▸ EXERCISE DESCRIPTION
Using the records provided below, locate and copy each line that contains the word "ylabel".

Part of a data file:
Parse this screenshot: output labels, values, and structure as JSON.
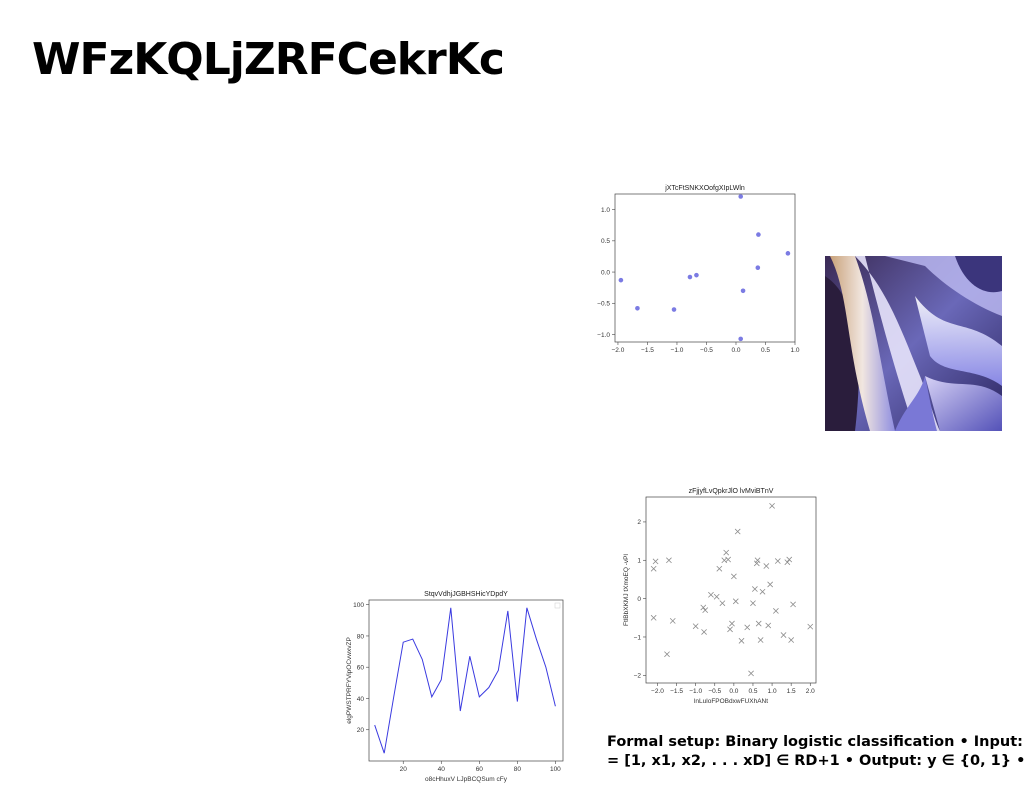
{
  "slide": {
    "title": "WFzKQLjZRFCekrKc",
    "caption_line1": "Formal setup: Binary logistic classification • Input:",
    "caption_line2": "= [1, x1, x2, . . . xD] ∈ RD+1 • Output: y ∈ {0, 1} •"
  },
  "chart_data": [
    {
      "id": "scatter_top",
      "type": "scatter",
      "title": "jXTcFtSNKXOofgXIpLWln",
      "xlabel": "",
      "ylabel": "",
      "xlim": [
        -2.05,
        1.0
      ],
      "ylim": [
        -1.12,
        1.25
      ],
      "xticks": [
        -2.0,
        -1.5,
        -1.0,
        -0.5,
        0.0,
        0.5,
        1.0
      ],
      "yticks": [
        1.0,
        0.5,
        0.0,
        -0.5,
        -1.0
      ],
      "xtick_labels": [
        "−2.0",
        "−1.5",
        "−1.0",
        "−0.5",
        "0.0",
        "0.5",
        "1.0"
      ],
      "ytick_labels": [
        "1.0",
        "0.5",
        "0.0",
        "−0.5",
        "−1.0"
      ],
      "color": "#7b7be3",
      "marker": "circle",
      "grid": false,
      "points": [
        {
          "x": -1.95,
          "y": -0.13
        },
        {
          "x": -1.67,
          "y": -0.58
        },
        {
          "x": -1.05,
          "y": -0.6
        },
        {
          "x": -0.78,
          "y": -0.08
        },
        {
          "x": -0.67,
          "y": -0.05
        },
        {
          "x": 0.08,
          "y": 1.21
        },
        {
          "x": 0.12,
          "y": -0.3
        },
        {
          "x": 0.38,
          "y": 0.6
        },
        {
          "x": 0.37,
          "y": 0.07
        },
        {
          "x": 0.88,
          "y": 0.3
        },
        {
          "x": 0.08,
          "y": -1.07
        }
      ]
    },
    {
      "id": "scatter_mid",
      "type": "scatter",
      "title": "zFjjyfLvQpkrJlO lvMviBTnV",
      "xlabel": "lnLuloFPOBdxwFUXhANt",
      "ylabel": "FtlBbXKMJ tXmoEQ -vPl",
      "xlim": [
        -2.3,
        2.15
      ],
      "ylim": [
        -2.2,
        2.65
      ],
      "xticks": [
        -2.0,
        -1.5,
        -1.0,
        -0.5,
        0.0,
        0.5,
        1.0,
        1.5,
        2.0
      ],
      "yticks": [
        2,
        1,
        0,
        -1,
        -2
      ],
      "xtick_labels": [
        "−2.0",
        "−1.5",
        "−1.0",
        "−0.5",
        "0.0",
        "0.5",
        "1.0",
        "1.5",
        "2.0"
      ],
      "ytick_labels": [
        "2",
        "1",
        "0",
        "−1",
        "−2"
      ],
      "color": "#8c8c8c",
      "marker": "x",
      "grid": false,
      "points": [
        {
          "x": -2.1,
          "y": 0.78
        },
        {
          "x": -2.05,
          "y": 0.97
        },
        {
          "x": -2.1,
          "y": -0.5
        },
        {
          "x": -1.7,
          "y": 1.0
        },
        {
          "x": -1.6,
          "y": -0.58
        },
        {
          "x": -1.75,
          "y": -1.45
        },
        {
          "x": -1.0,
          "y": -0.72
        },
        {
          "x": -0.8,
          "y": -0.23
        },
        {
          "x": -0.78,
          "y": -0.87
        },
        {
          "x": -0.75,
          "y": -0.3
        },
        {
          "x": -0.6,
          "y": 0.1
        },
        {
          "x": -0.45,
          "y": 0.05
        },
        {
          "x": -0.38,
          "y": 0.78
        },
        {
          "x": -0.3,
          "y": -0.12
        },
        {
          "x": -0.25,
          "y": 1.0
        },
        {
          "x": -0.2,
          "y": 1.2
        },
        {
          "x": -0.15,
          "y": 1.02
        },
        {
          "x": -0.1,
          "y": -0.8
        },
        {
          "x": -0.05,
          "y": -0.65
        },
        {
          "x": 0.0,
          "y": 0.58
        },
        {
          "x": 0.05,
          "y": -0.07
        },
        {
          "x": 0.1,
          "y": 1.75
        },
        {
          "x": 0.2,
          "y": -1.1
        },
        {
          "x": 0.35,
          "y": -0.75
        },
        {
          "x": 0.45,
          "y": -1.95
        },
        {
          "x": 0.5,
          "y": -0.12
        },
        {
          "x": 0.55,
          "y": 0.25
        },
        {
          "x": 0.6,
          "y": 0.92
        },
        {
          "x": 0.62,
          "y": 1.0
        },
        {
          "x": 0.65,
          "y": -0.65
        },
        {
          "x": 0.7,
          "y": -1.08
        },
        {
          "x": 0.75,
          "y": 0.18
        },
        {
          "x": 0.85,
          "y": 0.85
        },
        {
          "x": 0.9,
          "y": -0.7
        },
        {
          "x": 0.95,
          "y": 0.37
        },
        {
          "x": 1.0,
          "y": 2.42
        },
        {
          "x": 1.1,
          "y": -0.32
        },
        {
          "x": 1.15,
          "y": 0.98
        },
        {
          "x": 1.3,
          "y": -0.95
        },
        {
          "x": 1.4,
          "y": 0.95
        },
        {
          "x": 1.45,
          "y": 1.02
        },
        {
          "x": 1.5,
          "y": -1.08
        },
        {
          "x": 1.55,
          "y": -0.15
        },
        {
          "x": 2.0,
          "y": -0.73
        }
      ]
    },
    {
      "id": "line_bottom",
      "type": "line",
      "title": "StqvVdhjJGBHSHicYDpdY",
      "xlabel": "o8cHhuxV LJpBCQSum cFy",
      "ylabel": "elgPWSTPRFYVipOCvwxvZP",
      "xlim": [
        2,
        104
      ],
      "ylim": [
        0,
        103
      ],
      "xticks": [
        20,
        40,
        60,
        80,
        100
      ],
      "yticks": [
        100,
        80,
        60,
        40,
        20
      ],
      "xtick_labels": [
        "20",
        "40",
        "60",
        "80",
        "100"
      ],
      "ytick_labels": [
        "100",
        "80",
        "60",
        "40",
        "20"
      ],
      "color": "#3a3ae0",
      "grid": false,
      "legend": "top-right",
      "x": [
        5,
        10,
        15,
        20,
        25,
        30,
        35,
        40,
        45,
        50,
        55,
        60,
        65,
        70,
        75,
        80,
        85,
        90,
        95,
        100
      ],
      "y": [
        23,
        5,
        41,
        76,
        78,
        65,
        41,
        52,
        98,
        32,
        67,
        41,
        47,
        58,
        96,
        38,
        98,
        78,
        60,
        35
      ]
    }
  ]
}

▸ REPLY
      "ylabel": "",
      "ylabel": "FtlBbXKMJ tXmoEQ -vPl",
      "ylabel": "elgPWSTPRFYVipOCvwxvZP",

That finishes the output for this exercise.